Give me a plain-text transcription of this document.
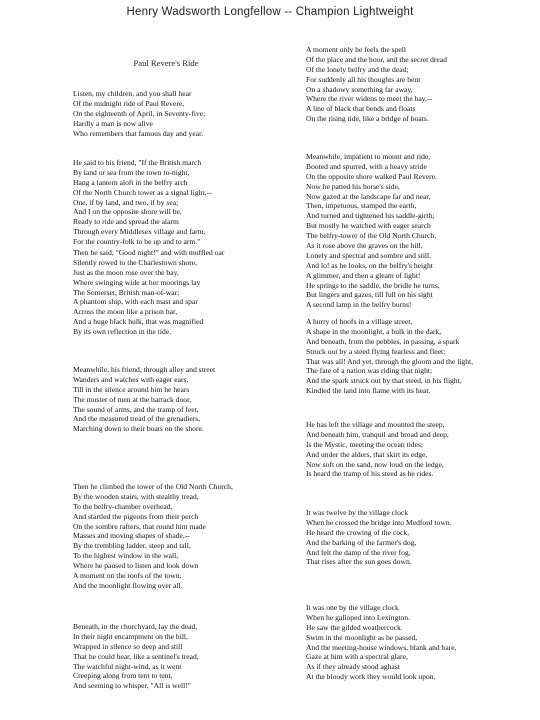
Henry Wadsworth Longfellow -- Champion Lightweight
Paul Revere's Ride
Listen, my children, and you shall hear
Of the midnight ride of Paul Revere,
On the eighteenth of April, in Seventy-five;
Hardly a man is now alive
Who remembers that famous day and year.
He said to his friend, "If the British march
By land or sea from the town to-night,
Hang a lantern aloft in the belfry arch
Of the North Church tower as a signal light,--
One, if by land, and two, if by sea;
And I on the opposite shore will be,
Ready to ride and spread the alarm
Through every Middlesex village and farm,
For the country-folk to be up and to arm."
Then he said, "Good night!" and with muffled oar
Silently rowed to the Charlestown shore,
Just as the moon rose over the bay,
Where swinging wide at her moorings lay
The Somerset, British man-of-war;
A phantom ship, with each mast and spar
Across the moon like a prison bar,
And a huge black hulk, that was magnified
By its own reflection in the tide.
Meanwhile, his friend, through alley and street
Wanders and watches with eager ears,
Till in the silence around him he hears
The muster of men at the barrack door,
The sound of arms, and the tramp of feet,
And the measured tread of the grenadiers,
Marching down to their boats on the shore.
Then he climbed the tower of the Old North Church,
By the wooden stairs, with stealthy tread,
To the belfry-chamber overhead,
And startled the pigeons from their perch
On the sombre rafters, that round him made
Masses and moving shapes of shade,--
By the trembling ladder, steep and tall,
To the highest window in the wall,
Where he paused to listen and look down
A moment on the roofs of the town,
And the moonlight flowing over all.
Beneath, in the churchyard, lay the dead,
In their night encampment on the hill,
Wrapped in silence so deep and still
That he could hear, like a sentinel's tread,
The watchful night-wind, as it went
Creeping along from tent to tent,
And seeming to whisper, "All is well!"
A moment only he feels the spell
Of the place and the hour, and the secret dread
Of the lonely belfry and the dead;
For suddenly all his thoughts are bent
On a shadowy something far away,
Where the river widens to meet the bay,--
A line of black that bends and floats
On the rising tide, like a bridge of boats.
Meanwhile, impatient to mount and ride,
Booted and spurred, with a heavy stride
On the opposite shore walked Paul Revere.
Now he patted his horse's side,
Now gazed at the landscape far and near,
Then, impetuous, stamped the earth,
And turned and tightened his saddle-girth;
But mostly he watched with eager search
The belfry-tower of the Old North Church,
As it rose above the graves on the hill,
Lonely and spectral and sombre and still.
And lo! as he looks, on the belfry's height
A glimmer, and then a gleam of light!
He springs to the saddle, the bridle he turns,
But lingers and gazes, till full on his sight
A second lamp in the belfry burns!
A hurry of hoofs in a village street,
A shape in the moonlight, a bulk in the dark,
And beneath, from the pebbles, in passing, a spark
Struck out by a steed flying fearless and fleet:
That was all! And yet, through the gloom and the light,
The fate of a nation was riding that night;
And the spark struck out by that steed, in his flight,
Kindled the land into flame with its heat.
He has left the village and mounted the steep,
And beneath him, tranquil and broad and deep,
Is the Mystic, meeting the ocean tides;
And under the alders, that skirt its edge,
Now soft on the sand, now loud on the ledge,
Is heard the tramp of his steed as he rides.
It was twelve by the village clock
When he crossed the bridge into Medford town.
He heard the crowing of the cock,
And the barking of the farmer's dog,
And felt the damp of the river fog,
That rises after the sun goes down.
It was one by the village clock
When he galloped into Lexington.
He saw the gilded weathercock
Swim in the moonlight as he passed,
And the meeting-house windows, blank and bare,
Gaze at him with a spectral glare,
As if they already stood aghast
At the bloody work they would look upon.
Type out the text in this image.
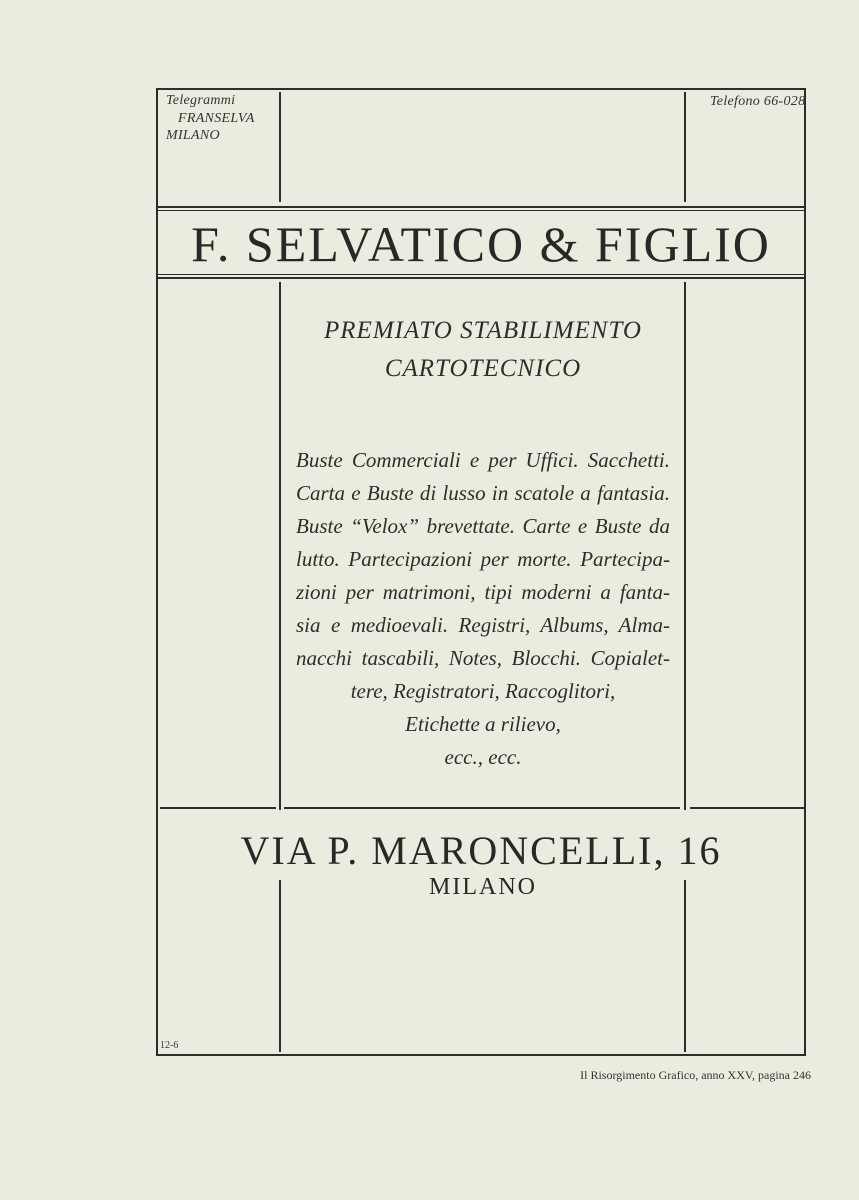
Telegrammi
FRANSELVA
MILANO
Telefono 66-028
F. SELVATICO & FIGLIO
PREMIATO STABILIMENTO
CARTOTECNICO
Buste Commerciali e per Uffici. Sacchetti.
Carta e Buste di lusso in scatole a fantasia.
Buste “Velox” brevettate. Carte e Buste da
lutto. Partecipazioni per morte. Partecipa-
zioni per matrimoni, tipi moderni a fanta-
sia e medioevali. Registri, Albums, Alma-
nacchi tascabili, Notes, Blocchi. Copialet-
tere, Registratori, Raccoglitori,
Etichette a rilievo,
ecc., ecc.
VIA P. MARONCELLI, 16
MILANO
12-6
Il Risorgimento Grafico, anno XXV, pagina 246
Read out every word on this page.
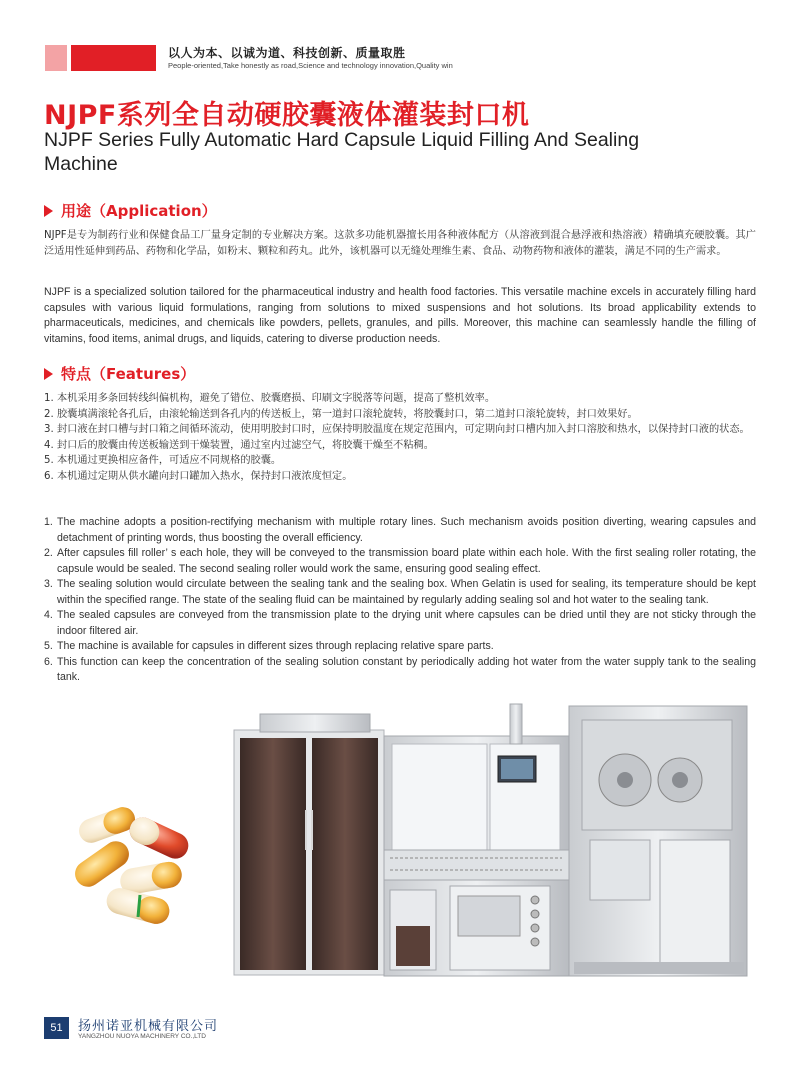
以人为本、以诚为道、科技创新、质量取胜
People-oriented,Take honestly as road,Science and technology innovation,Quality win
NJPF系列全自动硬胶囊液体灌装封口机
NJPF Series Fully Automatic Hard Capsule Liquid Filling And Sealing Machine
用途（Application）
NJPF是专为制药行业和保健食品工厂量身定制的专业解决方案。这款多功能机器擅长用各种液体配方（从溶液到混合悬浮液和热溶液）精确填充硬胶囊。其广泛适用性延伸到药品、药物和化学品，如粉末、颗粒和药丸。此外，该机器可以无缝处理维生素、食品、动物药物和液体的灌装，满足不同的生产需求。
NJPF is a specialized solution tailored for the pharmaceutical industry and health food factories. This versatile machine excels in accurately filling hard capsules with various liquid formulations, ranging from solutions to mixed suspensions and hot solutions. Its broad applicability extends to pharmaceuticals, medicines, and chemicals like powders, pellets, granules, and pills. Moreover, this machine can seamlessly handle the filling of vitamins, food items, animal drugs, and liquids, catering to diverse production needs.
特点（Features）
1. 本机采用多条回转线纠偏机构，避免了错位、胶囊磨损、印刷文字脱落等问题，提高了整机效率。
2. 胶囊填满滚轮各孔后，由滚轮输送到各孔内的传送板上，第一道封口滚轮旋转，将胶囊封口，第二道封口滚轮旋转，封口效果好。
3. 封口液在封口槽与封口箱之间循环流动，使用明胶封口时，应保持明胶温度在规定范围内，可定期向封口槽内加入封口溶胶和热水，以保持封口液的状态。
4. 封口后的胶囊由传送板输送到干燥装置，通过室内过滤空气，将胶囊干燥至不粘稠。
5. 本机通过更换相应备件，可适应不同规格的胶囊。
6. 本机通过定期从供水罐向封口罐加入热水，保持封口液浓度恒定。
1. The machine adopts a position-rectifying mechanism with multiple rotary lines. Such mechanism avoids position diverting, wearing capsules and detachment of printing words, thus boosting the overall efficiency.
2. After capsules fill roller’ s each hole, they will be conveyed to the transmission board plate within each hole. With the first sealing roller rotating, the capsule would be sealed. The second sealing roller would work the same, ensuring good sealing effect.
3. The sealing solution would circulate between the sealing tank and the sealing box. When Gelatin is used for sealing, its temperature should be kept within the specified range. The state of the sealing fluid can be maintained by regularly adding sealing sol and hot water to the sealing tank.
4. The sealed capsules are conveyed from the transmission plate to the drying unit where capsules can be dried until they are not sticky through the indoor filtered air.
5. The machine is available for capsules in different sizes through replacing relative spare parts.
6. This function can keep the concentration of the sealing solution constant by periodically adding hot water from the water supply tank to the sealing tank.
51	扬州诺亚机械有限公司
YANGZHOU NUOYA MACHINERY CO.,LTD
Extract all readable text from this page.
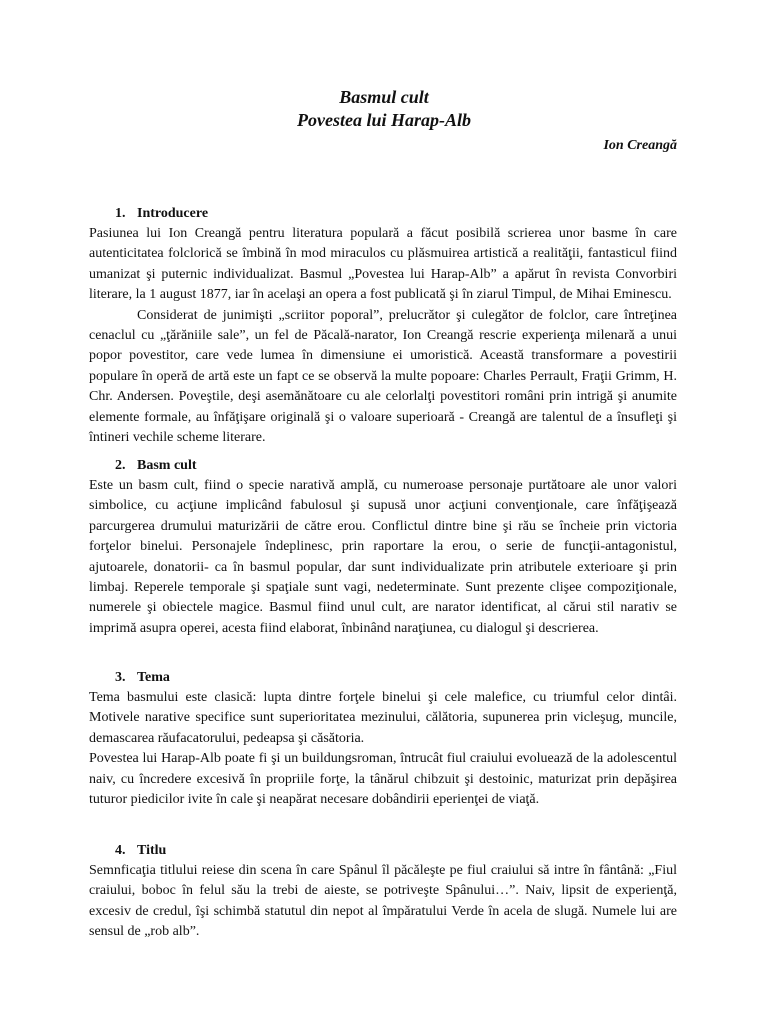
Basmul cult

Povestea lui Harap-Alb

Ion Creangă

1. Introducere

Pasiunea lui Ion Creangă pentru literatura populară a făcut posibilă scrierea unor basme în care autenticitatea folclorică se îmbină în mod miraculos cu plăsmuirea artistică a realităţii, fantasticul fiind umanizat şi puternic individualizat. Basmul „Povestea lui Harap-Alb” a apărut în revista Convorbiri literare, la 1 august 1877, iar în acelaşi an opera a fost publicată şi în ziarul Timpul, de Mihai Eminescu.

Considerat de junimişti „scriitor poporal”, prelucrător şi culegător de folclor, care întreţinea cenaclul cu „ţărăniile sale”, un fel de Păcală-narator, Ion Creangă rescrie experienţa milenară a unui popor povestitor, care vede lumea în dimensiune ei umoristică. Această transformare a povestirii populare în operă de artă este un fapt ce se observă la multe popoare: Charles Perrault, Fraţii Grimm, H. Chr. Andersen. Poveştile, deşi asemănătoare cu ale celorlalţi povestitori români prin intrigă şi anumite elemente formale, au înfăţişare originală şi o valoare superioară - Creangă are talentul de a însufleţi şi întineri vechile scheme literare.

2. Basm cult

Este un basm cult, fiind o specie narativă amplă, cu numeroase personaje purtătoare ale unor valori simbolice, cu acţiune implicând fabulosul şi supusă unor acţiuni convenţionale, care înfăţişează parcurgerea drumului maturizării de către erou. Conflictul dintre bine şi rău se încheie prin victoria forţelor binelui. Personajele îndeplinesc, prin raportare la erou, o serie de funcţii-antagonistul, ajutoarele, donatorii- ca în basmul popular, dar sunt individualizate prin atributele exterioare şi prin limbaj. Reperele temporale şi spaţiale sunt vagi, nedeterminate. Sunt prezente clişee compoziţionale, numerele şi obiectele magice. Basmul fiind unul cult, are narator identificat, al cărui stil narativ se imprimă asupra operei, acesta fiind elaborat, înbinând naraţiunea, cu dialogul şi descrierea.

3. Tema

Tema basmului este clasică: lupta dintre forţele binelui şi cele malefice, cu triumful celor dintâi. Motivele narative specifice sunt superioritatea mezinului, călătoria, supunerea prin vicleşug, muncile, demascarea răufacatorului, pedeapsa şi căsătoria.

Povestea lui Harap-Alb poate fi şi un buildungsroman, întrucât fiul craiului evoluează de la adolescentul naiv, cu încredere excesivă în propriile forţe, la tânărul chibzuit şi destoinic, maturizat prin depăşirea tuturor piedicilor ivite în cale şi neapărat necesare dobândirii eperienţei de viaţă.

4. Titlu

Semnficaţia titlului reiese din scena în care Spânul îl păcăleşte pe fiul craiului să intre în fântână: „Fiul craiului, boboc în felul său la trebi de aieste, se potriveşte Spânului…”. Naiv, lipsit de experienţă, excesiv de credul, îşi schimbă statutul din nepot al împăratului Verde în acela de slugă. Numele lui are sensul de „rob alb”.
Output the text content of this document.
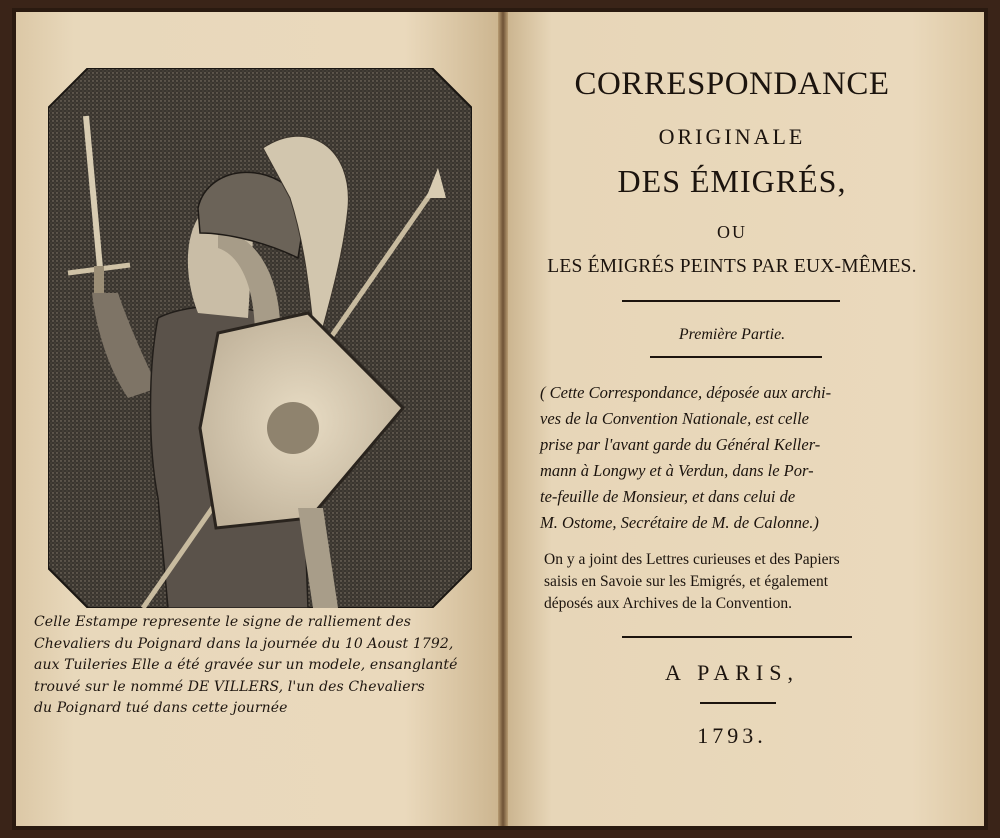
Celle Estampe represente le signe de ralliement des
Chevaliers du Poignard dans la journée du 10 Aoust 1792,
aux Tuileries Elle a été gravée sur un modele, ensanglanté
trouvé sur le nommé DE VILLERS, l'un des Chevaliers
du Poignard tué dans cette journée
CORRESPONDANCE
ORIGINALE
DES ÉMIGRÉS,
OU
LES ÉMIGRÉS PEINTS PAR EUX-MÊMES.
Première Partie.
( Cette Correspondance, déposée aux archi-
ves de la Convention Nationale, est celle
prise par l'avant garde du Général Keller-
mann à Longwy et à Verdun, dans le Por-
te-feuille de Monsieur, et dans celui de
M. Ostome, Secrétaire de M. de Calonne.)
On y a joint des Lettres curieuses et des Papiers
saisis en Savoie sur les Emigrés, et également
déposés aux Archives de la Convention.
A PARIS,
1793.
──────────────────────────────
▸ **WORK TO COMPLETE**
Extract all lines containing the word "Buste".

▸ **SOLUTION FOR THIS EXERCISE**
Buste Commerciali e per Uffici. Sacchetti.
Carta e Buste di lusso in scatole a fantasia.
Buste “Velox” brevettate. Carte e Buste da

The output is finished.